[Begin]
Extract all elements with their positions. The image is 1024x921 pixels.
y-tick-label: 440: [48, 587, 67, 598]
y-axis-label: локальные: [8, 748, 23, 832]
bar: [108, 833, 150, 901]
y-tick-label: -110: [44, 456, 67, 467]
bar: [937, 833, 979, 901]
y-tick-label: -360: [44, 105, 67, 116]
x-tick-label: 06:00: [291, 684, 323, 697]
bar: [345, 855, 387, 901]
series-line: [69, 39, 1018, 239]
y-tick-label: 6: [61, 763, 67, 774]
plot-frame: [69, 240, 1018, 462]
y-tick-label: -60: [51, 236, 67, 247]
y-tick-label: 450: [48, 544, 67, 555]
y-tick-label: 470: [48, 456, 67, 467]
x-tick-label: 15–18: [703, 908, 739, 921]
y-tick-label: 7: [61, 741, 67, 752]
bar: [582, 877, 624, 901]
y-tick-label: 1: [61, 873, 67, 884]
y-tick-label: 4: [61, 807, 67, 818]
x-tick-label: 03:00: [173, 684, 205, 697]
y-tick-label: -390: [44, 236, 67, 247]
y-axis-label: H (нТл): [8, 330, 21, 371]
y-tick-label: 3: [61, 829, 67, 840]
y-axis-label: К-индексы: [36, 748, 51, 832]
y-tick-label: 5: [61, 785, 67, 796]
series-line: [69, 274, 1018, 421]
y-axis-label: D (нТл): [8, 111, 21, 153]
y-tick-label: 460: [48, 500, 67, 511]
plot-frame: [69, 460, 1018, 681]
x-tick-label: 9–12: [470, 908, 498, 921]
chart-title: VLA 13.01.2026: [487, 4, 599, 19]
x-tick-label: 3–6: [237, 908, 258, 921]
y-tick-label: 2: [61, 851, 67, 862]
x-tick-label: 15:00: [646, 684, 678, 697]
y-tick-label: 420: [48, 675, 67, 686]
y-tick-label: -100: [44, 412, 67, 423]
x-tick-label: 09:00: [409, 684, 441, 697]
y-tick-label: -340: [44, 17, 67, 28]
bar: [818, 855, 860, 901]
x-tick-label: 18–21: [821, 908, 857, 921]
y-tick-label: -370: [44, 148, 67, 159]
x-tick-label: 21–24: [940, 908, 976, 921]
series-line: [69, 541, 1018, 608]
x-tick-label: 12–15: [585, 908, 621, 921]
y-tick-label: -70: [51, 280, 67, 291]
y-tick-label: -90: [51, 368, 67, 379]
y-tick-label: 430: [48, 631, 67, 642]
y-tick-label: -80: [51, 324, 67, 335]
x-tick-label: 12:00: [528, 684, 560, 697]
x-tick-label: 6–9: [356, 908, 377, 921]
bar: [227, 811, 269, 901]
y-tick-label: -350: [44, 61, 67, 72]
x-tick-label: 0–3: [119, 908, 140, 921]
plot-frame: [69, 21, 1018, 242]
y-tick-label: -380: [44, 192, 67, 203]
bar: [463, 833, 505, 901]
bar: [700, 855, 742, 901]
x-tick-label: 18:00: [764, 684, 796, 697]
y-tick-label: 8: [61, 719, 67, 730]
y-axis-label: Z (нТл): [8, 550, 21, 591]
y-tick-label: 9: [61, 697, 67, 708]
[End]
■ WHAT THE TASK ASKS
Retype the rows word for word, starting at the first line and stopping after the line that contains "y-tick-label: -70: [51, 280, 67, 291]".

■ SOLUTION
Extract all elements with their positions. The image is 1024x921 pixels.
y-tick-label: 440: [48, 587, 67, 598]
y-axis-label: локальные: [8, 748, 23, 832]
bar: [108, 833, 150, 901]
y-tick-label: -110: [44, 456, 67, 467]
bar: [937, 833, 979, 901]
y-tick-label: -360: [44, 105, 67, 116]
x-tick-label: 06:00: [291, 684, 323, 697]
bar: [345, 855, 387, 901]
series-line: [69, 39, 1018, 239]
y-tick-label: 6: [61, 763, 67, 774]
plot-frame: [69, 240, 1018, 462]
y-tick-label: -60: [51, 236, 67, 247]
y-tick-label: 450: [48, 544, 67, 555]
y-tick-label: 470: [48, 456, 67, 467]
x-tick-label: 15–18: [703, 908, 739, 921]
y-tick-label: 7: [61, 741, 67, 752]
bar: [582, 877, 624, 901]
y-tick-label: 1: [61, 873, 67, 884]
y-tick-label: 4: [61, 807, 67, 818]
x-tick-label: 03:00: [173, 684, 205, 697]
y-tick-label: -390: [44, 236, 67, 247]
y-axis-label: H (нТл): [8, 330, 21, 371]
y-tick-label: 3: [61, 829, 67, 840]
y-axis-label: К-индексы: [36, 748, 51, 832]
y-tick-label: 5: [61, 785, 67, 796]
series-line: [69, 274, 1018, 421]
y-axis-label: D (нТл): [8, 111, 21, 153]
y-tick-label: 460: [48, 500, 67, 511]
plot-frame: [69, 460, 1018, 681]
x-tick-label: 9–12: [470, 908, 498, 921]
chart-title: VLA 13.01.2026: [487, 4, 599, 19]
x-tick-label: 3–6: [237, 908, 258, 921]
y-tick-label: 2: [61, 851, 67, 862]
x-tick-label: 15:00: [646, 684, 678, 697]
y-tick-label: 420: [48, 675, 67, 686]
y-tick-label: -100: [44, 412, 67, 423]
x-tick-label: 09:00: [409, 684, 441, 697]
y-tick-label: -340: [44, 17, 67, 28]
bar: [818, 855, 860, 901]
x-tick-label: 18–21: [821, 908, 857, 921]
y-tick-label: -370: [44, 148, 67, 159]
x-tick-label: 21–24: [940, 908, 976, 921]
series-line: [69, 541, 1018, 608]
x-tick-label: 12–15: [585, 908, 621, 921]
y-tick-label: -70: [51, 280, 67, 291]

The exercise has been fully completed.